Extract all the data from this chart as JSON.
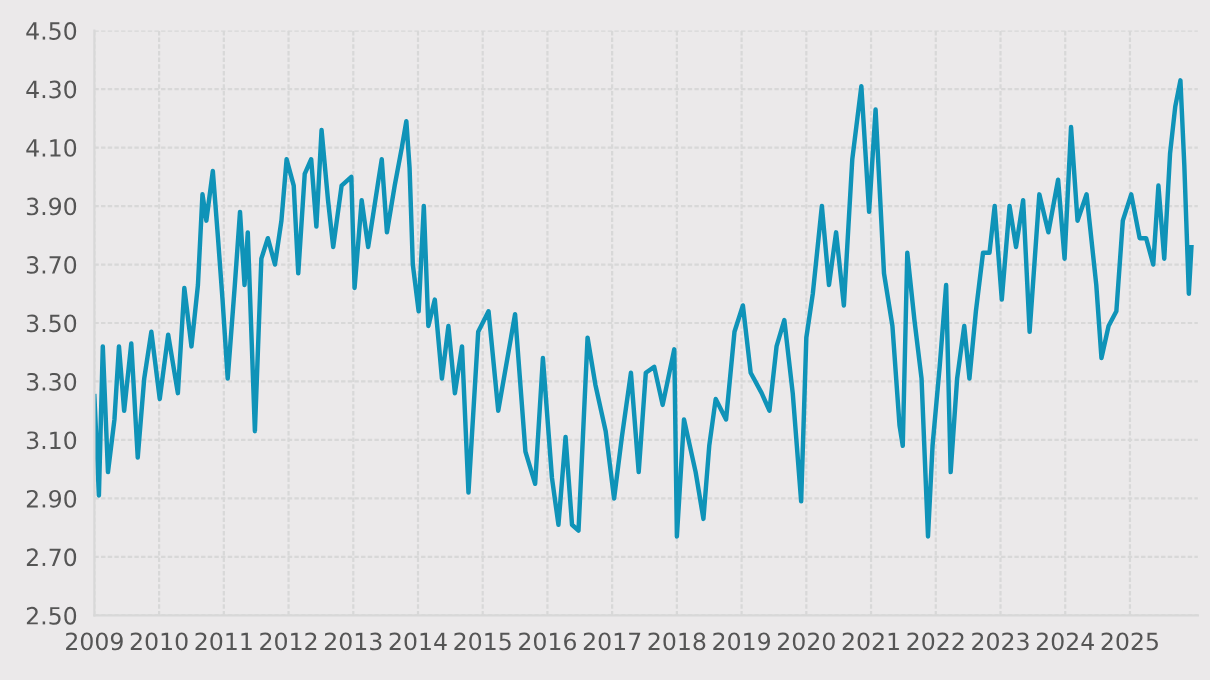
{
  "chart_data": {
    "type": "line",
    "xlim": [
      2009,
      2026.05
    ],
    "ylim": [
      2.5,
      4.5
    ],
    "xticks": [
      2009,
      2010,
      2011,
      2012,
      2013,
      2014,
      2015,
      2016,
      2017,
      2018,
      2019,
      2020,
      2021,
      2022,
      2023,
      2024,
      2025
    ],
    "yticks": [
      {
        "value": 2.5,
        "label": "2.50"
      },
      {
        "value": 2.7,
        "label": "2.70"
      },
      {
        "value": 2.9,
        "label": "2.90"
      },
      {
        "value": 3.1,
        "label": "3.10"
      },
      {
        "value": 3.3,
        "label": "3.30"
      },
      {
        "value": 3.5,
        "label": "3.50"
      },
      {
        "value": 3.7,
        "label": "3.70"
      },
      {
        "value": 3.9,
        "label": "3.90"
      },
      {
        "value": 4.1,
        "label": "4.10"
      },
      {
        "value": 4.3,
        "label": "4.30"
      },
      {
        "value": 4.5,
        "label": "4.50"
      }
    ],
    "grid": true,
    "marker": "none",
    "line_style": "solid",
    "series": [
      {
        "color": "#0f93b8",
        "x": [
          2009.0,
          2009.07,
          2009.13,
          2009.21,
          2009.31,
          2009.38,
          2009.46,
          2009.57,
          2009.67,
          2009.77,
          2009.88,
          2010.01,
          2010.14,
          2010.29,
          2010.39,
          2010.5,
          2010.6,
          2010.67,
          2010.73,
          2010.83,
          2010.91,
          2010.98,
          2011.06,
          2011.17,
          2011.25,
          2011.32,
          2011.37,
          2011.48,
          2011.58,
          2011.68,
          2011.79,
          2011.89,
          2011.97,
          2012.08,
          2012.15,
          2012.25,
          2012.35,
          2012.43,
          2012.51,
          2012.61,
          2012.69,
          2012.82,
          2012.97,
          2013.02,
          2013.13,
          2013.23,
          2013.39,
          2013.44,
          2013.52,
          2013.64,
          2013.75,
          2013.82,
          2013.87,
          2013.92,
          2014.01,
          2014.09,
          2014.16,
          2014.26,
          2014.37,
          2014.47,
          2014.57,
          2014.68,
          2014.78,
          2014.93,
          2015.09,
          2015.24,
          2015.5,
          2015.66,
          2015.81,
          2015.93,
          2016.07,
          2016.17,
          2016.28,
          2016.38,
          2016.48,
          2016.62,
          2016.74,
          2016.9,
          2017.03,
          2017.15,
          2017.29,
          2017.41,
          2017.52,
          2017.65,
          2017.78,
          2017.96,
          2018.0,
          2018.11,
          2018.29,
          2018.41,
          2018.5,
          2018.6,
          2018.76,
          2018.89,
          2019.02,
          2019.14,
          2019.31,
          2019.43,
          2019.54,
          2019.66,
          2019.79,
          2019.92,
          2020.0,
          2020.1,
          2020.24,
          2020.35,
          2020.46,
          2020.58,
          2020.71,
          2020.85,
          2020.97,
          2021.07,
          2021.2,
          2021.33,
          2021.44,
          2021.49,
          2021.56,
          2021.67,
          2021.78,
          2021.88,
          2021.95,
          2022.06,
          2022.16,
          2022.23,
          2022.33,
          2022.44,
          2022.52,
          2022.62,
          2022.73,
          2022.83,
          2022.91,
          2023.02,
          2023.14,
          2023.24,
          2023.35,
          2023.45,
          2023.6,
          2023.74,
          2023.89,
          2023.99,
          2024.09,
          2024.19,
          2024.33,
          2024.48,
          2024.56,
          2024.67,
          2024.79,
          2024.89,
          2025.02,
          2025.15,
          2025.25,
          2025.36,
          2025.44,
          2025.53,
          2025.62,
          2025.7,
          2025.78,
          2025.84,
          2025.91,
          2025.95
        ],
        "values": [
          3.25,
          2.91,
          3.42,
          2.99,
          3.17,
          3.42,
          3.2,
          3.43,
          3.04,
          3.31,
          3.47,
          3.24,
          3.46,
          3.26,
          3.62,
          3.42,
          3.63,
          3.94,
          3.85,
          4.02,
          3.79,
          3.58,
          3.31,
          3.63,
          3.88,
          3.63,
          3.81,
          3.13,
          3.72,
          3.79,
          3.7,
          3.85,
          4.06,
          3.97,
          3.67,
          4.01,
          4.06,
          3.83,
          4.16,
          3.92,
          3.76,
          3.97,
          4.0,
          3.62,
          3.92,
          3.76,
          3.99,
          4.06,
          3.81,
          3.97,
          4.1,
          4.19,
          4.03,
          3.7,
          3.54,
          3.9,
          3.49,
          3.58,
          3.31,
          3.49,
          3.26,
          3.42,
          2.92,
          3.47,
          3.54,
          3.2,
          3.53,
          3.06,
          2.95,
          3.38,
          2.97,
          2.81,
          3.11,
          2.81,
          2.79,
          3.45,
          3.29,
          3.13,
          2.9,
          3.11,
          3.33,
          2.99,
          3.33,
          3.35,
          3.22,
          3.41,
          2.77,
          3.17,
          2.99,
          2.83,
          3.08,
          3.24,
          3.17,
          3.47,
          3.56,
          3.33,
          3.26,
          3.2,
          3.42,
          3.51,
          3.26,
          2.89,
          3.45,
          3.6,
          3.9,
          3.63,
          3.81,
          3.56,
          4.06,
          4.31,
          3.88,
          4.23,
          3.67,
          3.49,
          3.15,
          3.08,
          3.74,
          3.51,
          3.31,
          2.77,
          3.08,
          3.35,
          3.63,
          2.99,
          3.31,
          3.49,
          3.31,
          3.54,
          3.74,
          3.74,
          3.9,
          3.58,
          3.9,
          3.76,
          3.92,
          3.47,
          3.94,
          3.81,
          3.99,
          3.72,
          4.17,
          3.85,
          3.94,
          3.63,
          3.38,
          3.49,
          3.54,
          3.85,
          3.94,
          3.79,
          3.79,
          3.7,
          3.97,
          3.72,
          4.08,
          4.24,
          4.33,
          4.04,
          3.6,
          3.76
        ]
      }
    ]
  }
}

--------------------

• _TASK OBJECTIVE_
Each line that contains the word "label" counts toward the total; give only that total.

• _ANSWER TO THE PROBLEM_
11